> Exercise goal:
Can you reproduce the rows from the very first one through the line containing "x-tick-label: 80 [1080,649,1102,671]", changing each "data-label" to "value-label" and keeping everything else the same? Return only those lines.

> Recorded data:
********************

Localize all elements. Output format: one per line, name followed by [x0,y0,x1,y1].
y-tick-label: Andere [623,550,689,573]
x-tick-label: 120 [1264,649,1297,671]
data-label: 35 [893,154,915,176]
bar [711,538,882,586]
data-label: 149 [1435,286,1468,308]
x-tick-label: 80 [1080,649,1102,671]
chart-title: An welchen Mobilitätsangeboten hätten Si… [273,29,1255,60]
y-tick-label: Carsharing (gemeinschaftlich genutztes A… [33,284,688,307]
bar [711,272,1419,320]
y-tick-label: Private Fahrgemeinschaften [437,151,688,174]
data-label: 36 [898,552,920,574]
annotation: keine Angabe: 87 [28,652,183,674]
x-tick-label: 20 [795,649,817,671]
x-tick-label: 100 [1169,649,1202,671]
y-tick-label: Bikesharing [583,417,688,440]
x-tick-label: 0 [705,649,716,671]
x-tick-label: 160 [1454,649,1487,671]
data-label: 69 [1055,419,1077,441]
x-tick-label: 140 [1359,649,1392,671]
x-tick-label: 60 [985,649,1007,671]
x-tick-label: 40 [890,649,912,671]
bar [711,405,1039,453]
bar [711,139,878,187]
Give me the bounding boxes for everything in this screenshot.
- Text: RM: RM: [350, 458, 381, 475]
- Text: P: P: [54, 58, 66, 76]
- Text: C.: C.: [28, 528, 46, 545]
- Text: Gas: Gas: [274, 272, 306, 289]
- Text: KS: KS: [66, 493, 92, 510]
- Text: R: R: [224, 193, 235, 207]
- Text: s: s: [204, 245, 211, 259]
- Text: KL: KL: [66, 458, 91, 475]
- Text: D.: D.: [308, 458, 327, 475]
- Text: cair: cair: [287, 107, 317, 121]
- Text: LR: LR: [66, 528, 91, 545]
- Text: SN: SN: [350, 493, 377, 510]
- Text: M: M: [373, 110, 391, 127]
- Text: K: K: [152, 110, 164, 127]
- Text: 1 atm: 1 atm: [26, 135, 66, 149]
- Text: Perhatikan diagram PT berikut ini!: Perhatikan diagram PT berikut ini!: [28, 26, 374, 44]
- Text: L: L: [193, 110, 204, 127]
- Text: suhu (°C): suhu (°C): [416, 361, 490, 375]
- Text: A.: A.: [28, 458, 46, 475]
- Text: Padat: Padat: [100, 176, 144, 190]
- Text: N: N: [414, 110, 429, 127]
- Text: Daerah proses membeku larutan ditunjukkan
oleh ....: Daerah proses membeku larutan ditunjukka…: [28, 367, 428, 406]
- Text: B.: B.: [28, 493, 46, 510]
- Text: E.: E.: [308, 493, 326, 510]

********************

> Solved problem:
Localize all elements. Output format: one per line, name followed by [x0,y0,x1,y1].
y-tick-label: Andere [623,550,689,573]
x-tick-label: 120 [1264,649,1297,671]
value-label: 35 [893,154,915,176]
bar [711,538,882,586]
value-label: 149 [1435,286,1468,308]
x-tick-label: 80 [1080,649,1102,671]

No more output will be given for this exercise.